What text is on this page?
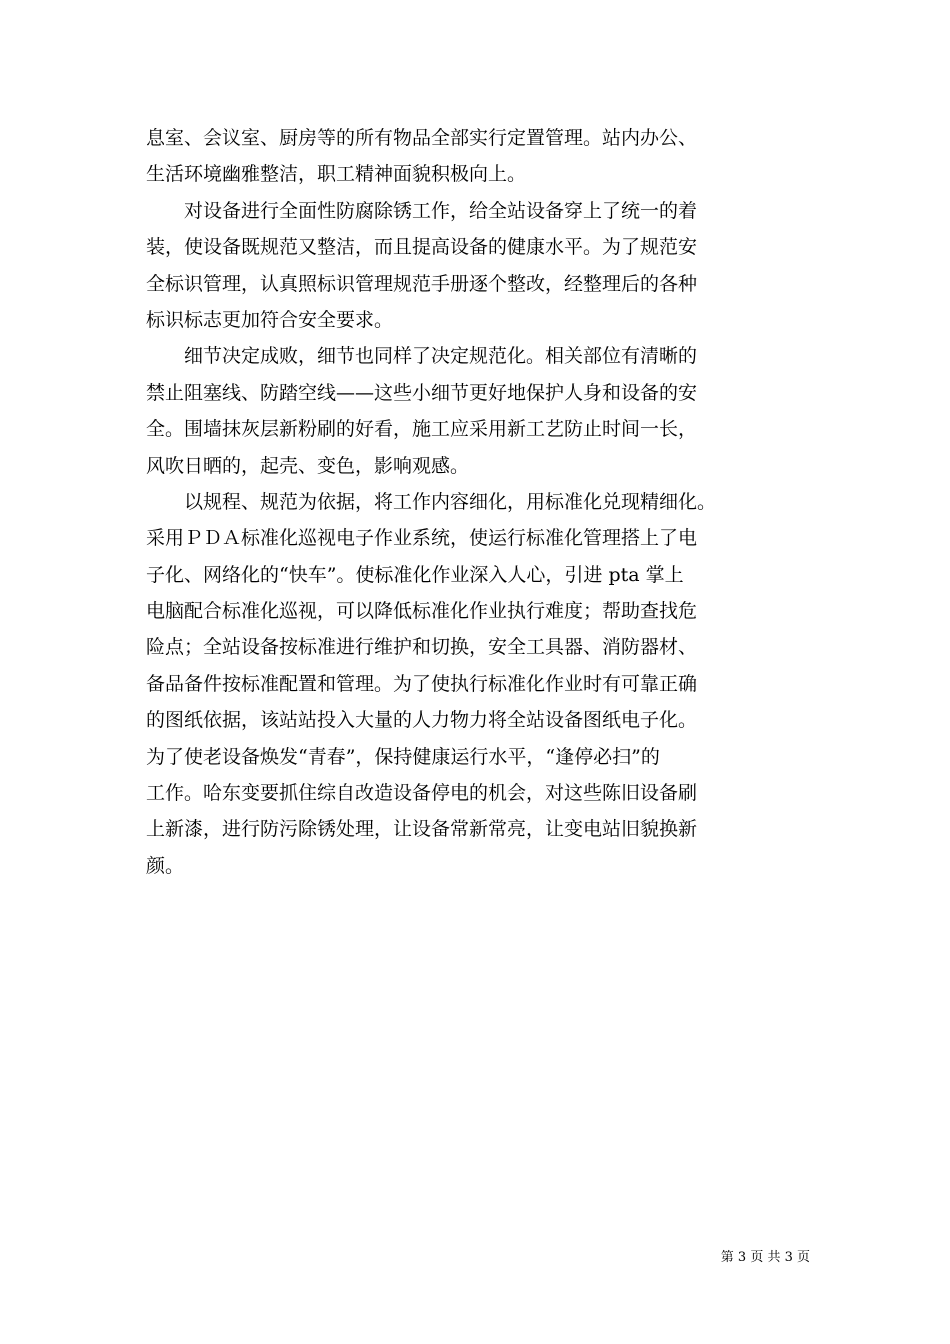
息室、会议室、厨房等的所有物品全部实行定置管理。站内办公、
生活环境幽雅整洁，职工精神面貌积极向上。
对设备进行全面性防腐除锈工作，给全站设备穿上了统一的着
装，使设备既规范又整洁，而且提高设备的健康水平。为了规范安
全标识管理，认真照标识管理规范手册逐个整改，经整理后的各种
标识标志更加符合安全要求。
细节决定成败，细节也同样了决定规范化。相关部位有清晰的
禁止阻塞线、防踏空线——这些小细节更好地保护人身和设备的安
全。围墙抹灰层新粉刷的好看，施工应采用新工艺防止时间一长，
风吹日晒的，起壳、变色，影响观感。
以规程、规范为依据，将工作内容细化，用标准化兑现精细化。
采用ＰＤＡ标准化巡视电子作业系统，使运行标准化管理搭上了电
子化、网络化的“快车”。使标准化作业深入人心，引进 pta 掌上
电脑配合标准化巡视，可以降低标准化作业执行难度；帮助查找危
险点；全站设备按标准进行维护和切换，安全工具器、消防器材、
备品备件按标准配置和管理。为了使执行标准化作业时有可靠正确
的图纸依据，该站站投入大量的人力物力将全站设备图纸电子化。
为了使老设备焕发“青春”，保持健康运行水平，“逢停必扫”的
工作。哈东变要抓住综自改造设备停电的机会，对这些陈旧设备刷
上新漆，进行防污除锈处理，让设备常新常亮，让变电站旧貌换新
颜。
第 3 页 共 3 页
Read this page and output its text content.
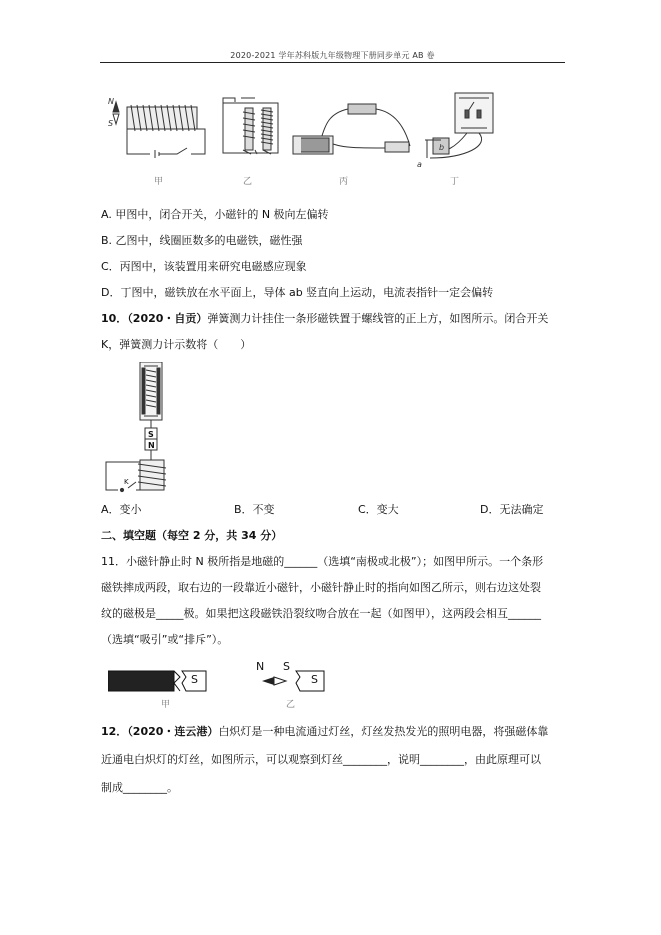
2020-2021 学年苏科版九年级物理下册同步单元 AB 卷
N
S
a
b
甲	乙	丙	丁
A. 甲图中，闭合开关，小磁针的 N 极向左偏转
B. 乙图中，线圈匝数多的电磁铁，磁性强
C．丙图中，该装置用来研究电磁感应现象
D．丁图中，磁铁放在水平面上，导体 ab 竖直向上运动，电流表指针一定会偏转
10．（2020・自贡）弹簧测力计挂住一条形磁铁置于螺线管的正上方，如图所示。闭合开关
K，弹簧测力计示数将（　　）
S
N
K
A．变小	B．不变	C．变大	D．无法确定
二、填空题（每空 2 分，共 34 分）
11．小磁针静止时 N 极所指是地磁的______（选填“南极或北极”）；如图甲所示。一个条形
磁铁摔成两段，取右边的一段靠近小磁针，小磁针静止时的指向如图乙所示，则右边这处裂
纹的磁极是_____极。如果把这段磁铁沿裂纹吻合放在一起（如图甲），这两段会相互______
（选填“吸引”或“排斥”）。
S
甲
N S
S
乙
12．（2020・连云港）白炽灯是一种电流通过灯丝，灯丝发热发光的照明电器，将强磁体靠
近通电白炽灯的灯丝，如图所示，可以观察到灯丝________，说明________，由此原理可以
制成________。
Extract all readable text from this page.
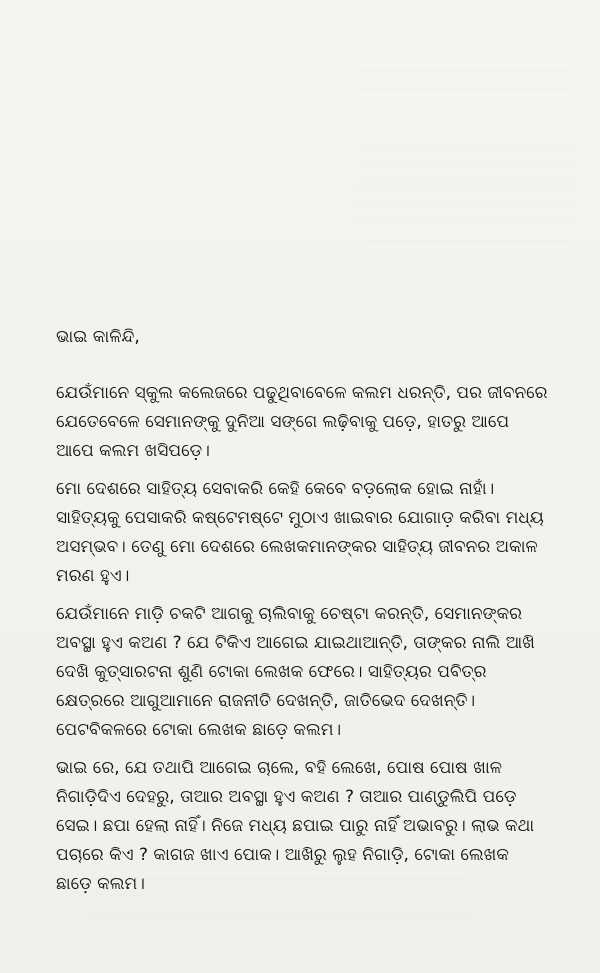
ଭାଇ କାଳିନ୍ଦି,

ଯେଉଁମାନେ ସ୍କୁଲ କଲେଜରେ ପଢୁଥିବାବେଳେ କଲମ ଧରନ୍ତି, ପର ଜୀବନରେ ଯେତେବେଳେ ସେମାନଙ୍କୁ ଦୁନିଆ ସଙ୍ଗେ ଲଢ଼ିବାକୁ ପଡ଼େ, ହାତରୁ ଆପେ ଆପେ କଲମ ଖସିପଡ଼େ।

ମୋ ଦେଶରେ ସାହିତ୍ୟ ସେବାକରି କେହି କେବେ ବଡ଼ଲୋକ ହୋଇ ନାହାଁ। ସାହିତ୍ୟକୁ ପେସାକରି କଷ୍ଟେମଷ୍ଟେ ମୁଠାଏ ଖାଇବାର ଯୋଗାଡ଼ କରିବା ମଧ୍ୟ ଅସମ୍ଭବ। ତେଣୁ ମୋ ଦେଶରେ ଲେଖକମାନଙ୍କର ସାହିତ୍ୟ ଜୀବନର ଅକାଳ ମରଣ ହୁଏ।

ଯେଉଁମାନେ ମାଡ଼ି ଚକଟି ଆଗକୁ ଚାଲିବାକୁ ଚେଷ୍ଟା କରନ୍ତି, ସେମାନଙ୍କର ଅବସ୍ଥା ହୁଏ କଅଣ ? ଯେ ଟିକିଏ ଆଗେଇ ଯାଇଥାଆନ୍ତି, ତାଙ୍କର ନାଲି ଆଖି ଦେଖି କୁତ୍ସାରଟନା ଶୁଣି ଟୋକା ଲେଖକ ଫେରେ। ସାହିତ୍ୟର ପବିତ୍ର କ୍ଷେତ୍ରରେ ଆଗୁଆମାନେ ରାଜନୀତି ଦେଖନ୍ତି, ଜାତିଭେଦ ଦେଖନ୍ତି। ପେଟବିକଳରେ ଟୋକା ଲେଖକ ଛାଡ଼େ କଲମ।

ଭାଇ ରେ, ଯେ ତଥାପି ଆଗେଇ ଚାଲେ, ବହି ଲେଖେ, ପୋଷ ପୋଷ ଖାଳ ନିଗାଡ଼ିଦିଏ ଦେହରୁ, ତାଆର ଅବସ୍ଥା ହୁଏ କଅଣ ? ତାଆର ପାଣ୍ଡୁଲିପି ପଡ଼େ ସେଇ। ଛପା ହେଲା ନାହିଁ। ନିଜେ ମଧ୍ୟ ଛପାଇ ପାରୁ ନାହିଁ ଅଭାବରୁ। ଲାଭ କଥା ପଚାରେ କିଏ ? କାଗଜ ଖାଏ ପୋକ। ଆଖିରୁ ଲୁହ ନିଗାଡ଼ି, ଟୋକା ଲେଖକ ଛାଡ଼େ କଲମ।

[THE PROBLEM]: Sift the material for lines with the string "this". Copy each one found.

[COMPLETE RESPONSE]:
What text is on this page?
Read this page and output its text content.
Extract all readable text from this page.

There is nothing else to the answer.